- Task requirements -
An exact copy of the records is required, minus the pictures they hold.

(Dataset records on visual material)

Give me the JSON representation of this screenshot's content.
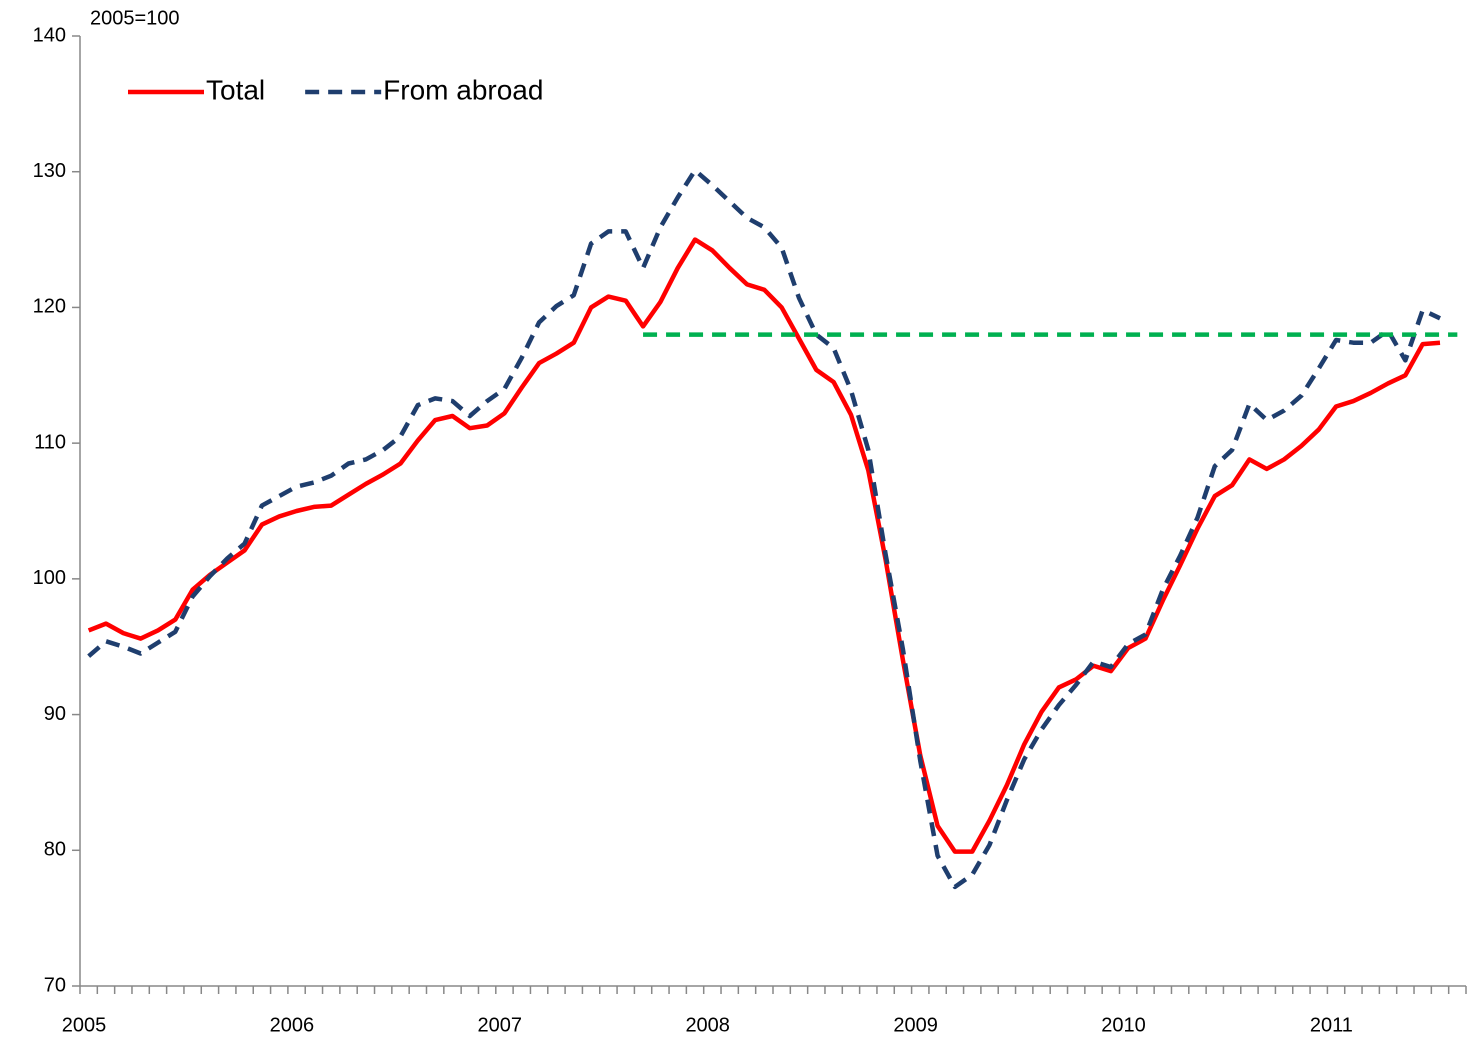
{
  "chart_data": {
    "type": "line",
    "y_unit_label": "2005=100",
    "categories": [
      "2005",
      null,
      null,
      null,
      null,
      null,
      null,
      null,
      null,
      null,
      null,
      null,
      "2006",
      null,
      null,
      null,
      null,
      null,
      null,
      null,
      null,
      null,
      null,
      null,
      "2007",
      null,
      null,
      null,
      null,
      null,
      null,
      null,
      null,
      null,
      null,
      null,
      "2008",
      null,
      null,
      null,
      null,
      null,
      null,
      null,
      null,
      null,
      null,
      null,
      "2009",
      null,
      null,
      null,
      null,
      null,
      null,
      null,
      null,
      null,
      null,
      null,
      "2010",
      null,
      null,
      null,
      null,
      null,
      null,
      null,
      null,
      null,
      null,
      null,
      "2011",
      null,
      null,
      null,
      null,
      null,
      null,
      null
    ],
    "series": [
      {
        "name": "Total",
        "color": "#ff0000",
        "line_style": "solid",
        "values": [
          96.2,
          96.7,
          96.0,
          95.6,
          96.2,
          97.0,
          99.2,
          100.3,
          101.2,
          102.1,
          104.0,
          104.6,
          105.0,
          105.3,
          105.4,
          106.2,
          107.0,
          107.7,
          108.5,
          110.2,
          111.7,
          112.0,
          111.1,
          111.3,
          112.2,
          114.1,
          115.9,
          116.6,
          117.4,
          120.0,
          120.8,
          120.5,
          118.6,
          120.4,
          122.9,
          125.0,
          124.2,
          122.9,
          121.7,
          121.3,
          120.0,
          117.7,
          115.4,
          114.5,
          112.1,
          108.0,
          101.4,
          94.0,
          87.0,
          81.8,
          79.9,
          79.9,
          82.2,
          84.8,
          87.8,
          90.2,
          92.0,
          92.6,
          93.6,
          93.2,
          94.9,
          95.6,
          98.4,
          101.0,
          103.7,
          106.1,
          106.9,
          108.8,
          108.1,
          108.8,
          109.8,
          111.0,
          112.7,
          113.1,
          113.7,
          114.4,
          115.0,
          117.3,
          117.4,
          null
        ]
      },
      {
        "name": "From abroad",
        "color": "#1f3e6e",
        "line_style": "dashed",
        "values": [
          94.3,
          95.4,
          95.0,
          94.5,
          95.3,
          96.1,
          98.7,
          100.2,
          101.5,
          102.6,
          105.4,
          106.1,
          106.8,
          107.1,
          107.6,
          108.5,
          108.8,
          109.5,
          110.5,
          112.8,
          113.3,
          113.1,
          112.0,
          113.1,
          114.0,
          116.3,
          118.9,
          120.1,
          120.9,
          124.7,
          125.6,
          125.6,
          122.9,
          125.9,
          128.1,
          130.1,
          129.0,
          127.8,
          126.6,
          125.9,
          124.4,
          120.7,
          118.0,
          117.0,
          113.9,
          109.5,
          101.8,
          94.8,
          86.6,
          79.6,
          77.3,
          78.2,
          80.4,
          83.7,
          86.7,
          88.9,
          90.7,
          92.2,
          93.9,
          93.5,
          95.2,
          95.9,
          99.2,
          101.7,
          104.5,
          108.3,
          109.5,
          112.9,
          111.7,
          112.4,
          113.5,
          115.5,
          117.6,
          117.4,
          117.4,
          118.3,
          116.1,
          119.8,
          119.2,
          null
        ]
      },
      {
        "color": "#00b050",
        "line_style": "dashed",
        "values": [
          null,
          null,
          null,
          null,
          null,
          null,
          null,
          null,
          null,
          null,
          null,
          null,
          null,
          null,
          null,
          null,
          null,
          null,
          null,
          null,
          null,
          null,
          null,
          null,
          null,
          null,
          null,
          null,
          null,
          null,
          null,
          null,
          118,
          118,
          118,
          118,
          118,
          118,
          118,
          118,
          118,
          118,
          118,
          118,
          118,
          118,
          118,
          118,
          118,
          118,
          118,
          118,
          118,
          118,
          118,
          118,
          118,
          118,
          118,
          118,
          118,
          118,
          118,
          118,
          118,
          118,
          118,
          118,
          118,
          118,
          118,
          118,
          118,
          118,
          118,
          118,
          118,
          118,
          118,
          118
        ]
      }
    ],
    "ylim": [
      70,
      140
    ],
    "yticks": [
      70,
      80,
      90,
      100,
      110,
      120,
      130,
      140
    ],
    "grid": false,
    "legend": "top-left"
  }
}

- Written answer -
Give me the JSON representation of this screenshot's content.
{
  "chart_data": {
    "type": "line",
    "y_unit_label": "2005=100",
    "categories": [
      "2005",
      null,
      null,
      null,
      null,
      null,
      null,
      null,
      null,
      null,
      null,
      null,
      "2006",
      null,
      null,
      null,
      null,
      null,
      null,
      null,
      null,
      null,
      null,
      null,
      "2007",
      null,
      null,
      null,
      null,
      null,
      null,
      null,
      null,
      null,
      null,
      null,
      "2008",
      null,
      null,
      null,
      null,
      null,
      null,
      null,
      null,
      null,
      null,
      null,
      "2009",
      null,
      null,
      null,
      null,
      null,
      null,
      null,
      null,
      null,
      null,
      null,
      "2010",
      null,
      null,
      null,
      null,
      null,
      null,
      null,
      null,
      null,
      null,
      null,
      "2011",
      null,
      null,
      null,
      null,
      null,
      null,
      null
    ],
    "series": [
      {
        "name": "Total",
        "color": "#ff0000",
        "line_style": "solid",
        "values": [
          96.2,
          96.7,
          96.0,
          95.6,
          96.2,
          97.0,
          99.2,
          100.3,
          101.2,
          102.1,
          104.0,
          104.6,
          105.0,
          105.3,
          105.4,
          106.2,
          107.0,
          107.7,
          108.5,
          110.2,
          111.7,
          112.0,
          111.1,
          111.3,
          112.2,
          114.1,
          115.9,
          116.6,
          117.4,
          120.0,
          120.8,
          120.5,
          118.6,
          120.4,
          122.9,
          125.0,
          124.2,
          122.9,
          121.7,
          121.3,
          120.0,
          117.7,
          115.4,
          114.5,
          112.1,
          108.0,
          101.4,
          94.0,
          87.0,
          81.8,
          79.9,
          79.9,
          82.2,
          84.8,
          87.8,
          90.2,
          92.0,
          92.6,
          93.6,
          93.2,
          94.9,
          95.6,
          98.4,
          101.0,
          103.7,
          106.1,
          106.9,
          108.8,
          108.1,
          108.8,
          109.8,
          111.0,
          112.7,
          113.1,
          113.7,
          114.4,
          115.0,
          117.3,
          117.4,
          null
        ]
      },
      {
        "name": "From abroad",
        "color": "#1f3e6e",
        "line_style": "dashed",
        "values": [
          94.3,
          95.4,
          95.0,
          94.5,
          95.3,
          96.1,
          98.7,
          100.2,
          101.5,
          102.6,
          105.4,
          106.1,
          106.8,
          107.1,
          107.6,
          108.5,
          108.8,
          109.5,
          110.5,
          112.8,
          113.3,
          113.1,
          112.0,
          113.1,
          114.0,
          116.3,
          118.9,
          120.1,
          120.9,
          124.7,
          125.6,
          125.6,
          122.9,
          125.9,
          128.1,
          130.1,
          129.0,
          127.8,
          126.6,
          125.9,
          124.4,
          120.7,
          118.0,
          117.0,
          113.9,
          109.5,
          101.8,
          94.8,
          86.6,
          79.6,
          77.3,
          78.2,
          80.4,
          83.7,
          86.7,
          88.9,
          90.7,
          92.2,
          93.9,
          93.5,
          95.2,
          95.9,
          99.2,
          101.7,
          104.5,
          108.3,
          109.5,
          112.9,
          111.7,
          112.4,
          113.5,
          115.5,
          117.6,
          117.4,
          117.4,
          118.3,
          116.1,
          119.8,
          119.2,
          null
        ]
      },
      {
        "color": "#00b050",
        "line_style": "dashed",
        "values": [
          null,
          null,
          null,
          null,
          null,
          null,
          null,
          null,
          null,
          null,
          null,
          null,
          null,
          null,
          null,
          null,
          null,
          null,
          null,
          null,
          null,
          null,
          null,
          null,
          null,
          null,
          null,
          null,
          null,
          null,
          null,
          null,
          118,
          118,
          118,
          118,
          118,
          118,
          118,
          118,
          118,
          118,
          118,
          118,
          118,
          118,
          118,
          118,
          118,
          118,
          118,
          118,
          118,
          118,
          118,
          118,
          118,
          118,
          118,
          118,
          118,
          118,
          118,
          118,
          118,
          118,
          118,
          118,
          118,
          118,
          118,
          118,
          118,
          118,
          118,
          118,
          118,
          118,
          118,
          118
        ]
      }
    ],
    "ylim": [
      70,
      140
    ],
    "yticks": [
      70,
      80,
      90,
      100,
      110,
      120,
      130,
      140
    ],
    "grid": false,
    "legend": "top-left"
  }
}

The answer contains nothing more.